Set task: Transcribe the entries below exactly; leave every image out.

Information given:
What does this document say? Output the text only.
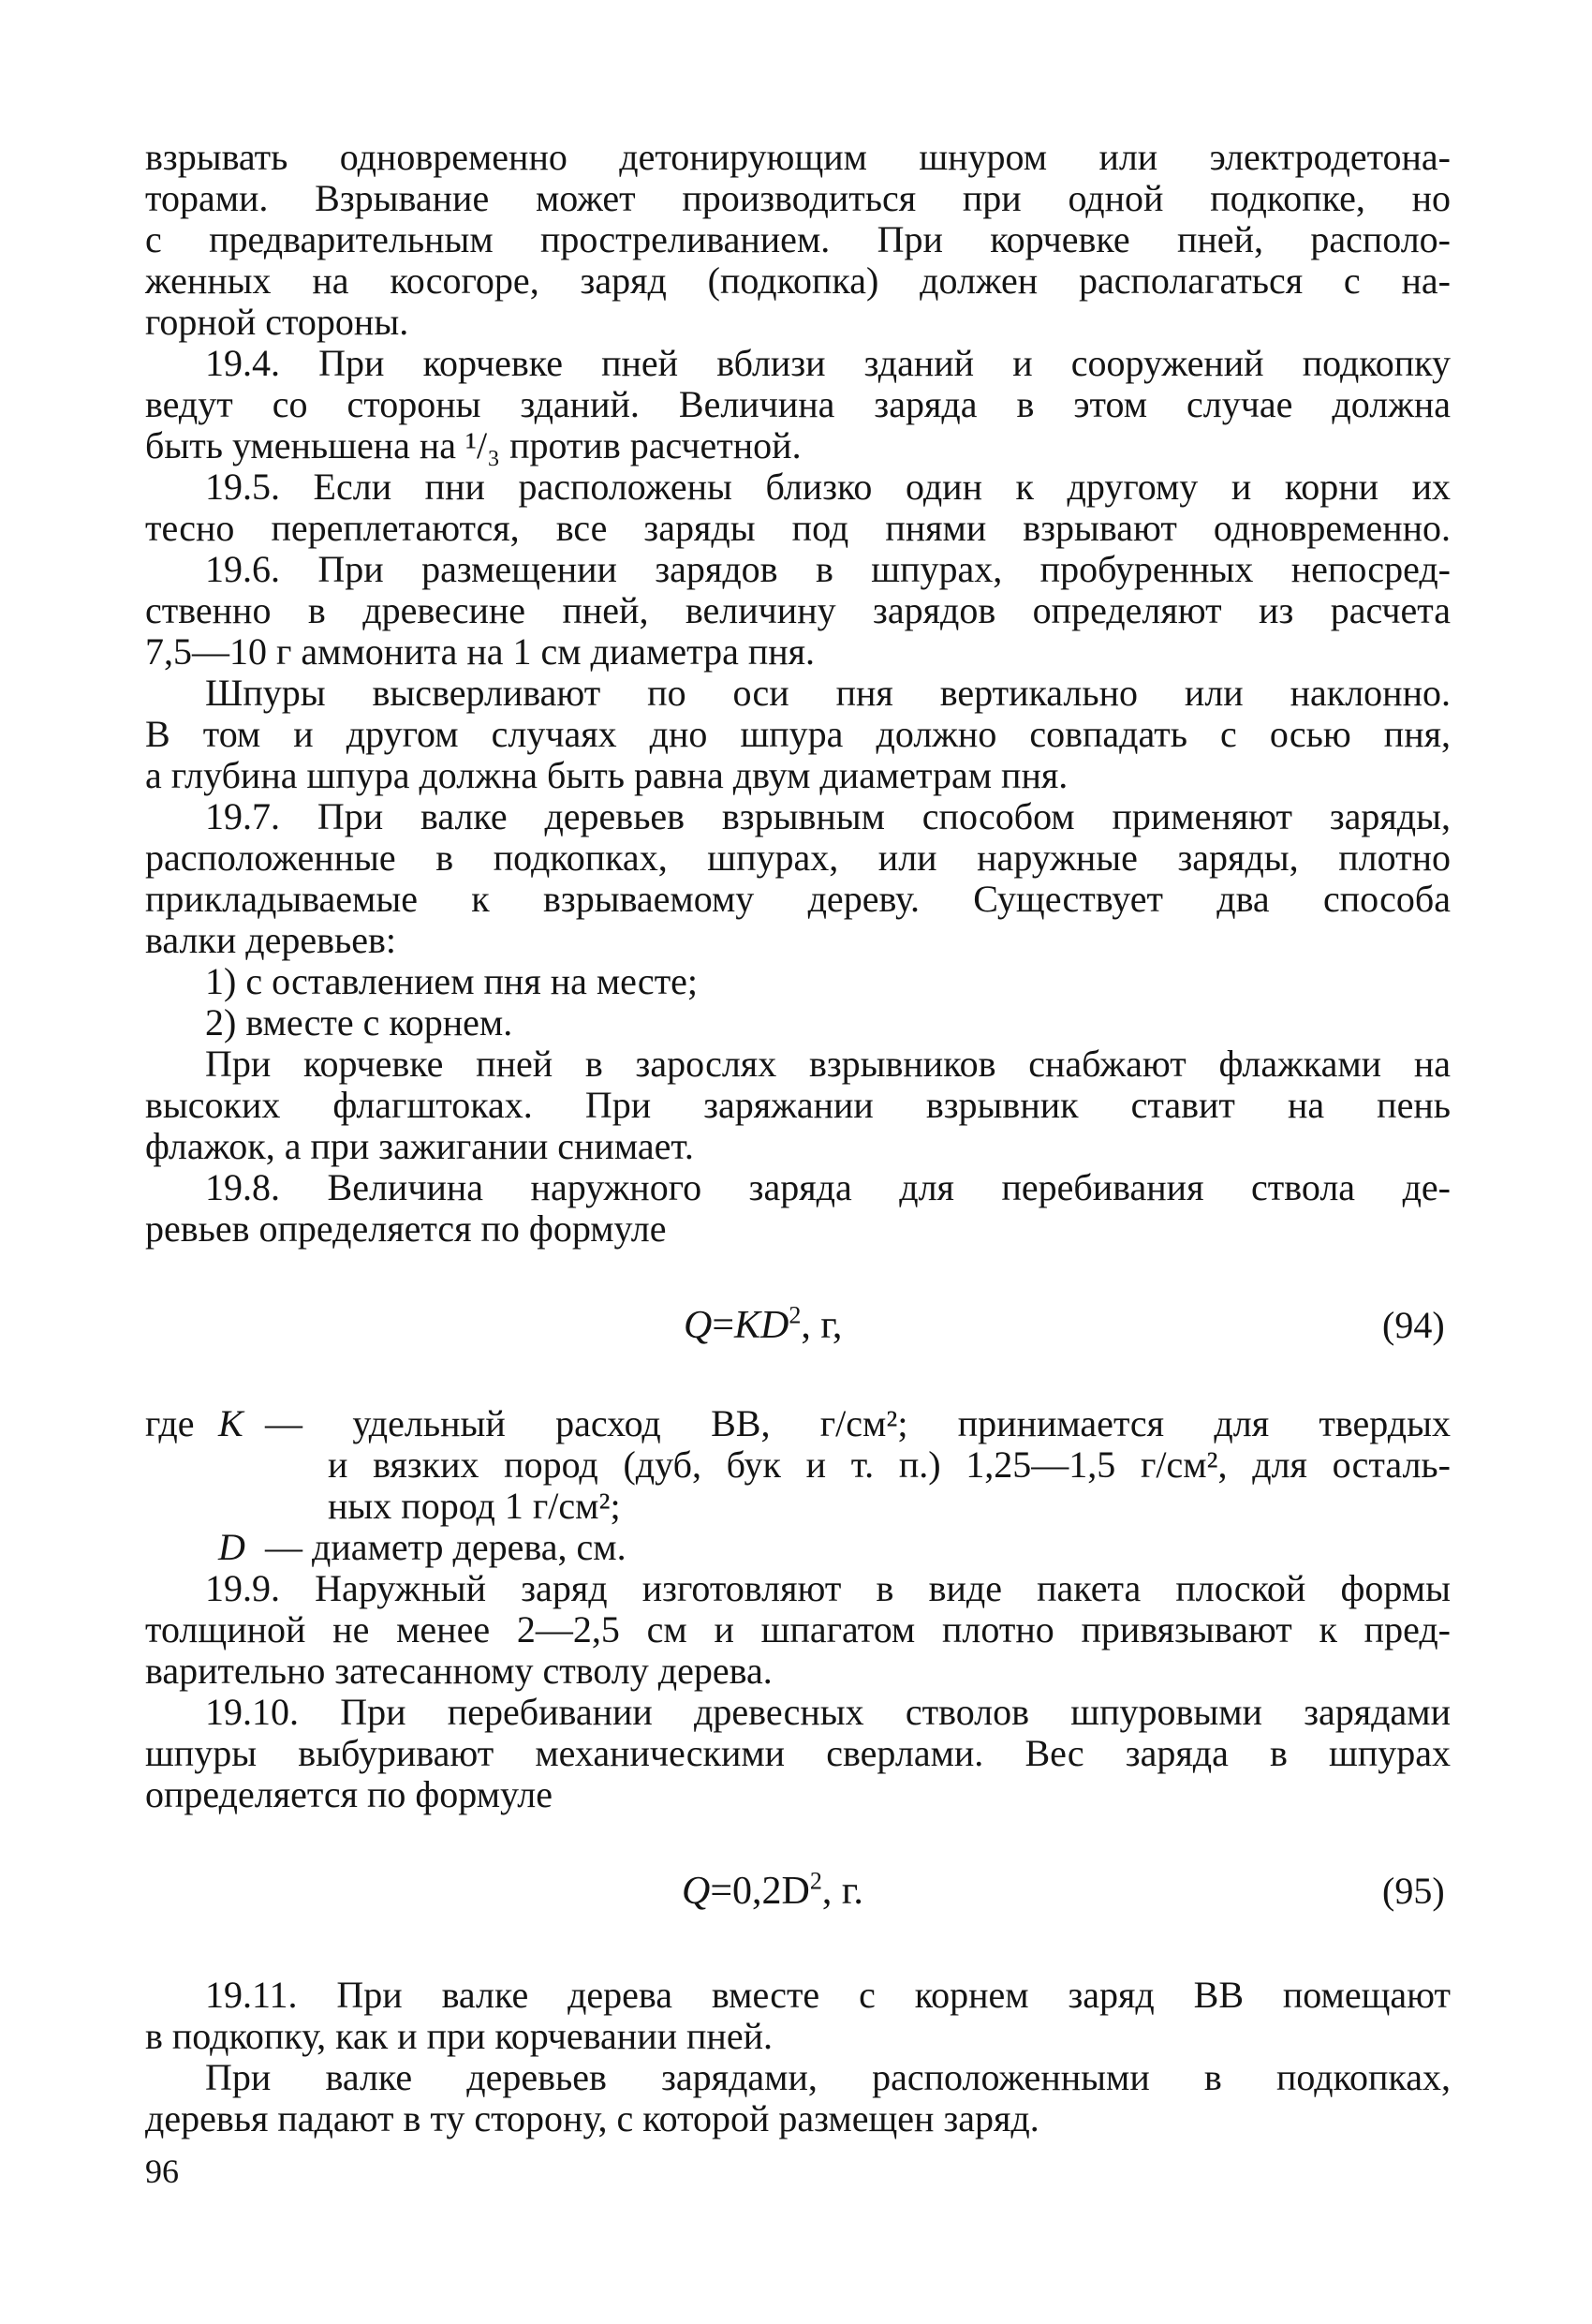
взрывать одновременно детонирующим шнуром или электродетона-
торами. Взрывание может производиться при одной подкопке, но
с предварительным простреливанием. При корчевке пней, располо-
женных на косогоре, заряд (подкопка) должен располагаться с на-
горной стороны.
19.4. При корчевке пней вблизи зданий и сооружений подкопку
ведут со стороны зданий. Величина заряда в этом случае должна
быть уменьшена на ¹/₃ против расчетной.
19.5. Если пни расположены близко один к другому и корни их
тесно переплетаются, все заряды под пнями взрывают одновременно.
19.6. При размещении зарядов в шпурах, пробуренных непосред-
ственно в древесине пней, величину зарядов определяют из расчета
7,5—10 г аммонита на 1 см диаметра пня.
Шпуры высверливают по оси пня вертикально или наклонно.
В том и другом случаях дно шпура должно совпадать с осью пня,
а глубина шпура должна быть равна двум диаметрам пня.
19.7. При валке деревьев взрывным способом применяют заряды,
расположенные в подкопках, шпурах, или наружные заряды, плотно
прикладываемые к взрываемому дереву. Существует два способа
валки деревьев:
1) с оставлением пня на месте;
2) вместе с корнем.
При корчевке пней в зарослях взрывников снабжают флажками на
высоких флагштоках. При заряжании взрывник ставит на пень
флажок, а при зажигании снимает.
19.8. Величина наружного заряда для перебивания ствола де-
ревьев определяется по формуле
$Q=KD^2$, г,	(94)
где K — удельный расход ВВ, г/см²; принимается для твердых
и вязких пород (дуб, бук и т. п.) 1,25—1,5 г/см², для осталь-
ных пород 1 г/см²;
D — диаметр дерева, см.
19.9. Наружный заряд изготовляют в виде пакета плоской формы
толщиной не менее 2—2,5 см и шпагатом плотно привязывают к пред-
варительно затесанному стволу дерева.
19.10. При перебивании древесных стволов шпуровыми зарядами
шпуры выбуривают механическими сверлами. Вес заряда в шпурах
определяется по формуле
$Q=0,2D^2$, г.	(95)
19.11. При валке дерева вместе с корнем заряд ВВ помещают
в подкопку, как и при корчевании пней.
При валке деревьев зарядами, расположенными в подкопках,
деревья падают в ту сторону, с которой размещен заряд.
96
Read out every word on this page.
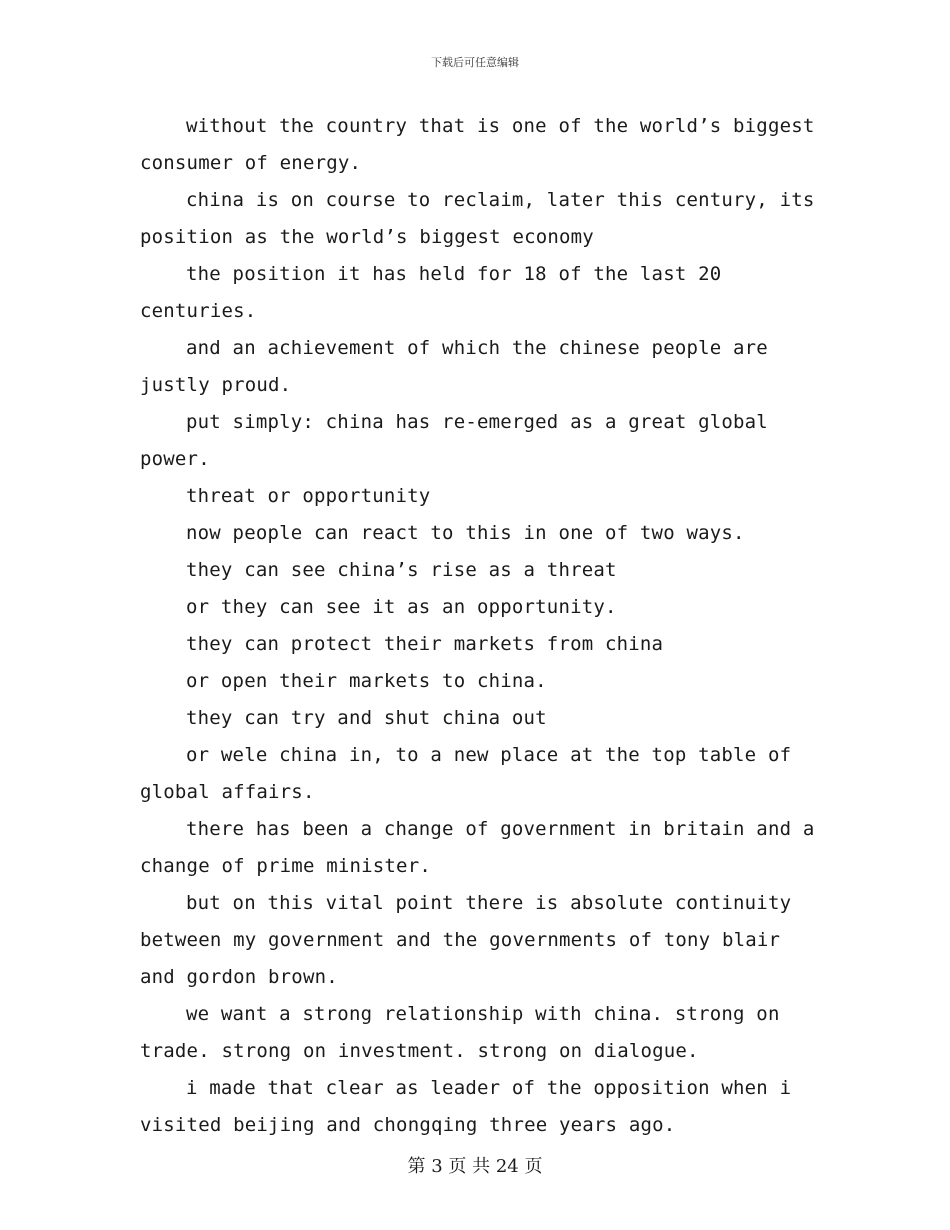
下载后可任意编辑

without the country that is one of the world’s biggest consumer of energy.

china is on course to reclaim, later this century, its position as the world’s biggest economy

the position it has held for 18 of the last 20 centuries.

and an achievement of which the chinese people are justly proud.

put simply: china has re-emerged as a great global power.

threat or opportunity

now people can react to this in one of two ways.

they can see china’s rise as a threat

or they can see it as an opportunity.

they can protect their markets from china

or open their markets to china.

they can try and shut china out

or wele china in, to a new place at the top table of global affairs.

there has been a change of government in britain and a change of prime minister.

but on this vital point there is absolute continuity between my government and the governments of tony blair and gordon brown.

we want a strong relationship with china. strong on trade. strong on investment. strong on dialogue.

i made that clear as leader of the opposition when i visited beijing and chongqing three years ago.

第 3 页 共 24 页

Written answer:
What does this document say? Output the text only.
взрывать одновременно детонирующим шнуром или электродетона-
торами. Взрывание может производиться при одной подкопке, но
с предварительным простреливанием. При корчевке пней, располо-
женных на косогоре, заряд (подкопка) должен располагаться с на-
горной стороны.
19.4. При корчевке пней вблизи зданий и сооружений подкопку
ведут со стороны зданий. Величина заряда в этом случае должна
быть уменьшена на ¹/₃ против расчетной.
19.5. Если пни расположены близко один к другому и корни их
тесно переплетаются, все заряды под пнями взрывают одновременно.
19.6. При размещении зарядов в шпурах, пробуренных непосред-
ственно в древесине пней, величину зарядов определяют из расчета
7,5—10 г аммонита на 1 см диаметра пня.
Шпуры высверливают по оси пня вертикально или наклонно.
В том и другом случаях дно шпура должно совпадать с осью пня,
а глубина шпура должна быть равна двум диаметрам пня.
19.7. При валке деревьев взрывным способом применяют заряды,
расположенные в подкопках, шпурах, или наружные заряды, плотно
прикладываемые к взрываемому дереву. Существует два способа
валки деревьев:
1) с оставлением пня на месте;
2) вместе с корнем.
При корчевке пней в зарослях взрывников снабжают флажками на
высоких флагштоках. При заряжании взрывник ставит на пень
флажок, а при зажигании снимает.
19.8. Величина наружного заряда для перебивания ствола де-
ревьев определяется по формуле
$Q=KD^2$, г,	(94)
где K — удельный расход ВВ, г/см²; принимается для твердых
и вязких пород (дуб, бук и т. п.) 1,25—1,5 г/см², для осталь-
ных пород 1 г/см²;
D — диаметр дерева, см.
19.9. Наружный заряд изготовляют в виде пакета плоской формы
толщиной не менее 2—2,5 см и шпагатом плотно привязывают к пред-
варительно затесанному стволу дерева.
19.10. При перебивании древесных стволов шпуровыми зарядами
шпуры выбуривают механическими сверлами. Вес заряда в шпурах
определяется по формуле
$Q=0,2D^2$, г.	(95)
19.11. При валке дерева вместе с корнем заряд ВВ помещают
в подкопку, как и при корчевании пней.
При валке деревьев зарядами, расположенными в подкопках,
деревья падают в ту сторону, с которой размещен заряд.
96
Read out every word on this page.
下载后可任意编辑

without the country that is one of the world’s biggest consumer of energy.

china is on course to reclaim, later this century, its position as the world’s biggest economy

the position it has held for 18 of the last 20 centuries.

and an achievement of which the chinese people are justly proud.

put simply: china has re-emerged as a great global power.

threat or opportunity

now people can react to this in one of two ways.

they can see china’s rise as a threat

or they can see it as an opportunity.

they can protect their markets from china

or open their markets to china.

they can try and shut china out

or wele china in, to a new place at the top table of global affairs.

there has been a change of government in britain and a change of prime minister.

but on this vital point there is absolute continuity between my government and the governments of tony blair and gordon brown.

we want a strong relationship with china. strong on trade. strong on investment. strong on dialogue.

i made that clear as leader of the opposition when i visited beijing and chongqing three years ago.

第 3 页 共 24 页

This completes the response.